Instructions:
(A) Using the lecture announcement below, answer each question.
(i) On what date and at what time is the talk?
(ii) What job title and institution are given for Michael I. Miller?
(iii) Which brain structure is named in the disease testing results that will be shown?
(B) Decide whether each statement agrees with the lecture announcement below, answering yes or no and quoting the words that settle it.
(i) The talk belongs to the CDS Lecture Series.
(ii) "Computational Anatomy: An Emerging Discipline" came out in 2001.
(iii) Human anatomy is modeled as a rigid template.

Source text:

CDS Lecture Series

Wednesday, November 5, 2003, 12:30 p.m.

Michael I. Miller
Director, Center for Imaging Science
The Johns Hopkins University

Computational Anatomy and Models for Image Analysis

Recent years have seen rapid advances in the mathematical specification of models for image analysis of human anatomy. As first described in "Computational Anatomy: An Emerging Discipline", Grenander and Miller, Quarterly of Applied Mathematics, Vol. 56, 617-694, 1998, human anatomy is modelled as a deformable template, an orbit under the group action of infinite dimensional diffeomorphisms. In this talk, we will describe recent advances in CA, specifying a metric on the ensemble of images, and examine distances between elements of the orbits, "Group Actions, Homeomorphisms, and Matching: A General Framework", Miller and Younes, Int. J. Comp. Vision Vol. 41, 61-84, 2001, "On the Metrics of Euler-Lagrange Equations of Computational Anatomy, Annu. Rev. Biomed. Eng., Vol. 4, 375-405, 2002. Numerous results will be shown comparing shapes through this metric formulation of the deformable template, including results from disease testing on the hippocampus, and cortical structural and functional mapping.

Provided data:

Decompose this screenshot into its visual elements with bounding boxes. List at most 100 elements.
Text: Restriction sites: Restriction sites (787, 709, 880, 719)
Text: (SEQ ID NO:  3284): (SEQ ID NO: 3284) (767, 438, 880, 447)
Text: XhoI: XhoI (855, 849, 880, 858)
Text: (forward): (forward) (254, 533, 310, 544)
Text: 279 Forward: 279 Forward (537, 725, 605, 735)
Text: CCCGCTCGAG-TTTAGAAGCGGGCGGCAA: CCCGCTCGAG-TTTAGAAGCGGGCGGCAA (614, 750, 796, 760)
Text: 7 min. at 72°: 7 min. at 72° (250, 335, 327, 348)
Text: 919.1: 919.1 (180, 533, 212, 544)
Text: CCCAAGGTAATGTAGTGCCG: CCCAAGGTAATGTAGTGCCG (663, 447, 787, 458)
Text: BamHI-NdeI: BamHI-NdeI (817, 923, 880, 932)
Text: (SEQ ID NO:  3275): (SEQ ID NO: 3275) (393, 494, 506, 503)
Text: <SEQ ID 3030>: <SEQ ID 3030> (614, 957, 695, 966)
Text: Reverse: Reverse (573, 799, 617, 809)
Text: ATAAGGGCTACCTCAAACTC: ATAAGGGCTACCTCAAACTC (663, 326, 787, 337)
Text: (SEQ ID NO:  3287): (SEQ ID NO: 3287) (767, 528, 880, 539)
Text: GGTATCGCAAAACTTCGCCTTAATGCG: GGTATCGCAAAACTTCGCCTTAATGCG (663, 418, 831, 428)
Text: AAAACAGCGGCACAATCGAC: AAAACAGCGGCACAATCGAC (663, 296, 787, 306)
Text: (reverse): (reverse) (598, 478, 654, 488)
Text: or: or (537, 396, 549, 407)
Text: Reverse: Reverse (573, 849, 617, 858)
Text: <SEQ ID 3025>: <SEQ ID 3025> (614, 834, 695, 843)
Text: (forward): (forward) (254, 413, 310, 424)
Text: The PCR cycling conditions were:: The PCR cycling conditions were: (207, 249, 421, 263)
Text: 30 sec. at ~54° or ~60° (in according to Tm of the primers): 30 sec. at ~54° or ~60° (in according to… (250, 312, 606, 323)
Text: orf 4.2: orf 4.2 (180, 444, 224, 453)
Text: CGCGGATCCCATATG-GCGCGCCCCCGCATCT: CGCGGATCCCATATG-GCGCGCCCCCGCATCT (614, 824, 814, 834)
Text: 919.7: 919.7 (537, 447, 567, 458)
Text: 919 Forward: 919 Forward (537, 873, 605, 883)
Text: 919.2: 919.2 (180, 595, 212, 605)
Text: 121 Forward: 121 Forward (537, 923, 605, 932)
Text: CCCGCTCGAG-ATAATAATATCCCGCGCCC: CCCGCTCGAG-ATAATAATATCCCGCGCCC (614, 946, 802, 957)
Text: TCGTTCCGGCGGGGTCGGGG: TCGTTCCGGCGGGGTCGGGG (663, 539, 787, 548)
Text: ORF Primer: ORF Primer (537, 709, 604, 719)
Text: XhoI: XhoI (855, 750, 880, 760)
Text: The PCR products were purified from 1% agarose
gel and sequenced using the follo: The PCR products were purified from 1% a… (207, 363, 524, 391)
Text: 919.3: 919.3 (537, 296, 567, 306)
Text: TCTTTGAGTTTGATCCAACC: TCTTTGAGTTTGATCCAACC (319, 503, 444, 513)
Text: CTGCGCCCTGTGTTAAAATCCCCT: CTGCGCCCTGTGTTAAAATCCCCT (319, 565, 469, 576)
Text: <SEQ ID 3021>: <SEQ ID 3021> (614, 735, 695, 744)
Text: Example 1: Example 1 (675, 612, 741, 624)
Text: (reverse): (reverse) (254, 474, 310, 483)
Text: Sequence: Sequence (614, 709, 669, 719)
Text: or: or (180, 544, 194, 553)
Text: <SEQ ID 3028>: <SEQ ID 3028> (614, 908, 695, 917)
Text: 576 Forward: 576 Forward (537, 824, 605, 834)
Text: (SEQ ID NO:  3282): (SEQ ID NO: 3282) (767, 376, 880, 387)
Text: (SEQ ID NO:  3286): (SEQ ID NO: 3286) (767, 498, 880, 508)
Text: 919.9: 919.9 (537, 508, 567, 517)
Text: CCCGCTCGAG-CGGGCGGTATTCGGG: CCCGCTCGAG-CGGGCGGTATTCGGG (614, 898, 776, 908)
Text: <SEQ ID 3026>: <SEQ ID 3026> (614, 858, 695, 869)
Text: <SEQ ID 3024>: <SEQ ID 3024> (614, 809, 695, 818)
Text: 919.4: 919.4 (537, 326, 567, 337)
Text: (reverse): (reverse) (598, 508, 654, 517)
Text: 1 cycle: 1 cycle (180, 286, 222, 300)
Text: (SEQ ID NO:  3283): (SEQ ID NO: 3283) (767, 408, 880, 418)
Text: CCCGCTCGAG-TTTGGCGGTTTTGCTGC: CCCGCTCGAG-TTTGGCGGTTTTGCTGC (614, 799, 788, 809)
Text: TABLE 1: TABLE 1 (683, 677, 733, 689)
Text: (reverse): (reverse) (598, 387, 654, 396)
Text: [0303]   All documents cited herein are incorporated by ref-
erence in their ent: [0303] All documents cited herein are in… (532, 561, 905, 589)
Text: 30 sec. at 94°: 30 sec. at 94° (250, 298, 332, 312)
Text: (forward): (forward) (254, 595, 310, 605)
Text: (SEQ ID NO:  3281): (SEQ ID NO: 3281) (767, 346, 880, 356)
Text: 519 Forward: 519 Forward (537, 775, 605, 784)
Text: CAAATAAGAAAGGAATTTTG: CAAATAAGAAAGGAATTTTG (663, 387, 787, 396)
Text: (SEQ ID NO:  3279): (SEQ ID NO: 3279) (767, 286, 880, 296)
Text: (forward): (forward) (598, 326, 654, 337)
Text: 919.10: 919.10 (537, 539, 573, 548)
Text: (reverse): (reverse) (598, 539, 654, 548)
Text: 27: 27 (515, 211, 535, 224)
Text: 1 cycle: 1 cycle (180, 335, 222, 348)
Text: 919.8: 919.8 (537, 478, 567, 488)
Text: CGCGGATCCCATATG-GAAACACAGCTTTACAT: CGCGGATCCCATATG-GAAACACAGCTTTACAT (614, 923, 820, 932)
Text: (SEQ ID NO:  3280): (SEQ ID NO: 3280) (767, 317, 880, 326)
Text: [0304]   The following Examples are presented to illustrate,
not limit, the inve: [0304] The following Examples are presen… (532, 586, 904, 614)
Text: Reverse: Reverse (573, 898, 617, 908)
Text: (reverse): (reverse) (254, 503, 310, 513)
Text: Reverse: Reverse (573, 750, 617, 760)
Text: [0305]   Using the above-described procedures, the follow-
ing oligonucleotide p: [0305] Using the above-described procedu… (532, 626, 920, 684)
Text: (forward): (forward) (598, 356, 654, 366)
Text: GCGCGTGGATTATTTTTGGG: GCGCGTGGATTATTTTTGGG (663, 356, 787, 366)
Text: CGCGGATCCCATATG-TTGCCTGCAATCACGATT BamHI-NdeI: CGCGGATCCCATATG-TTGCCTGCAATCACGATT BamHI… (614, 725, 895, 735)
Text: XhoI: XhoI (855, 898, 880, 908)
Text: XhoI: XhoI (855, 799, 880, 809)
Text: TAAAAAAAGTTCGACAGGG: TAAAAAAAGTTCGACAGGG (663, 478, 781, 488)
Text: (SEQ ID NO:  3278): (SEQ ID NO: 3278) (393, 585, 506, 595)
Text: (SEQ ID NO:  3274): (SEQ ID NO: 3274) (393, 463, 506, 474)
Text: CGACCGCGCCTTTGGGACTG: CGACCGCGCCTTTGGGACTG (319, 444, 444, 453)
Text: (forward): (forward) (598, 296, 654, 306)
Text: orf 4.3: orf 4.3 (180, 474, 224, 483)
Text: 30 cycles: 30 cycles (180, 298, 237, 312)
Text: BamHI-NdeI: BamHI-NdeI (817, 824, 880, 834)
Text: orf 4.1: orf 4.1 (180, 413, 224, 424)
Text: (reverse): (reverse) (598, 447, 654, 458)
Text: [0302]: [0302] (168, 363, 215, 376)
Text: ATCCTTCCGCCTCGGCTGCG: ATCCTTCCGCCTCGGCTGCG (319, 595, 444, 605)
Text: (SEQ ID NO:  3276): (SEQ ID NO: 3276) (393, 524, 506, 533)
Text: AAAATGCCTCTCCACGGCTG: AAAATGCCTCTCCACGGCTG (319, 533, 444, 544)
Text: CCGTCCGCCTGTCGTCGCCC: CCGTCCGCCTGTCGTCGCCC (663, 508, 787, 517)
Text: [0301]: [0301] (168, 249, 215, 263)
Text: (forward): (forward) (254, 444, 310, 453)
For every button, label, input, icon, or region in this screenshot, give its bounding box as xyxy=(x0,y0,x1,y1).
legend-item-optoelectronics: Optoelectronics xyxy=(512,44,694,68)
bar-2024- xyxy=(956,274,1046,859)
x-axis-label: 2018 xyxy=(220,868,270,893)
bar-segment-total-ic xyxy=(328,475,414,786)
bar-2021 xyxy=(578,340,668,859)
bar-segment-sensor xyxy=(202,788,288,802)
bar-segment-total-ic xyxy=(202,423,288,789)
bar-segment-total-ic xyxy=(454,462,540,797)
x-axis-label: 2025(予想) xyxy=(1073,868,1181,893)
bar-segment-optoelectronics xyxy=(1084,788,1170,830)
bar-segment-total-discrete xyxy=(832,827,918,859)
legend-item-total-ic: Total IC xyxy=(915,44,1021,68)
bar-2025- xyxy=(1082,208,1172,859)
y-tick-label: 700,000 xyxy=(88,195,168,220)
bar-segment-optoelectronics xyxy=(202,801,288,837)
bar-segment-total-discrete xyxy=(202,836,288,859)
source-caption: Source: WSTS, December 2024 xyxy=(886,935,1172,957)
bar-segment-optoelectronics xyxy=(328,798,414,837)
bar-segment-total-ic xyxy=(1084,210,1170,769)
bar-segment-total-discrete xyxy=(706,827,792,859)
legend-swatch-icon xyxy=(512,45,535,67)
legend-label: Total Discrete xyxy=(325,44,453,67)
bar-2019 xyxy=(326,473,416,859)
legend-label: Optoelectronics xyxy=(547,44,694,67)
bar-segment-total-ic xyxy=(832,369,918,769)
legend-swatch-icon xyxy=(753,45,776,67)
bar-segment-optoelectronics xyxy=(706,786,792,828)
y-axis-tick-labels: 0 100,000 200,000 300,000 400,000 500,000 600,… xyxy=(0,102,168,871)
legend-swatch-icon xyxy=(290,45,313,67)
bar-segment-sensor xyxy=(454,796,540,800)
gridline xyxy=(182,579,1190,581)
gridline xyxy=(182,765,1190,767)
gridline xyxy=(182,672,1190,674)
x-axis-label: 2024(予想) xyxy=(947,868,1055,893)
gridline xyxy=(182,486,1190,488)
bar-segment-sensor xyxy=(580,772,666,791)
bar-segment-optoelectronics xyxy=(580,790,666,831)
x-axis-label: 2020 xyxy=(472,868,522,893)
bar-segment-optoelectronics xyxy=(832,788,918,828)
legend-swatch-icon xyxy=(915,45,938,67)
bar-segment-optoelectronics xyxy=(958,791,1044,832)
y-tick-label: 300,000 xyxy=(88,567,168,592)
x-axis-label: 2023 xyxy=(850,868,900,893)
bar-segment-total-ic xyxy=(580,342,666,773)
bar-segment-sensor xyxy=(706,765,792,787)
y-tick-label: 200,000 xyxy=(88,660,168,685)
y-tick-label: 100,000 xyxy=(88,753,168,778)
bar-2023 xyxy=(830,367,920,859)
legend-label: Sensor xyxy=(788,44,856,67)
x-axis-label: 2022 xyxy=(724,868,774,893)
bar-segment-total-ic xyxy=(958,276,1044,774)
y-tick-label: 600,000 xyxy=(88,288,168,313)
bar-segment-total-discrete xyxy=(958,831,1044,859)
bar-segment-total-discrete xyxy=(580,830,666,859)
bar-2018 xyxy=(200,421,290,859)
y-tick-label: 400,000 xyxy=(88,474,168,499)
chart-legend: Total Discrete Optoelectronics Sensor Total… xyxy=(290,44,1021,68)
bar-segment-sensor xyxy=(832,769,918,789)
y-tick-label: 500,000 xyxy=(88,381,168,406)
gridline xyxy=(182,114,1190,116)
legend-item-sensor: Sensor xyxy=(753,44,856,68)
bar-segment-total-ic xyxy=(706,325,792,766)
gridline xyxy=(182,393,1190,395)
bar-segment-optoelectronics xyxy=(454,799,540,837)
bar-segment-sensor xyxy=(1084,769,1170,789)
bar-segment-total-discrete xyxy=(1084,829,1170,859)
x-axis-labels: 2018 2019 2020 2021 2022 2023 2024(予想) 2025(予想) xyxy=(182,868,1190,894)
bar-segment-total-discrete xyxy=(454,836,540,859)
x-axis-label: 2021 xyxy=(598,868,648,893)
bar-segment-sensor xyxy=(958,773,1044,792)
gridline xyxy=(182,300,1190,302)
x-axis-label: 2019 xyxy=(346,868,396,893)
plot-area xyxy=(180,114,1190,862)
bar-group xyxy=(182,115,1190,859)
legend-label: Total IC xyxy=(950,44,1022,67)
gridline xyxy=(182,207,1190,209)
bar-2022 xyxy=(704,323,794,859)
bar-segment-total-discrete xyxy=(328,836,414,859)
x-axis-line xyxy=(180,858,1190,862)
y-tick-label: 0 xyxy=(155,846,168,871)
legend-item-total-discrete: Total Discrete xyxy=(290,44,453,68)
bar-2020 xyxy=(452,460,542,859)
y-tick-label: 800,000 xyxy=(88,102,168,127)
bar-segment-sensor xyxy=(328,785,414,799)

Answers per task:
(A)
(i) Wednesday, November 5, 2003, at 12:30 p.m.
(ii) Director, Center for Imaging Science, The Johns Hopkins University.
(iii) The hippocampus.

(B)
(i) Yes: "CDS Lecture Series"
(ii) No: "Grenander and Miller, Quarterly of Applied Mathematics, Vol. 56, 617-694, 1998"
(iii) No: "human anatomy is modelled as a deformable template"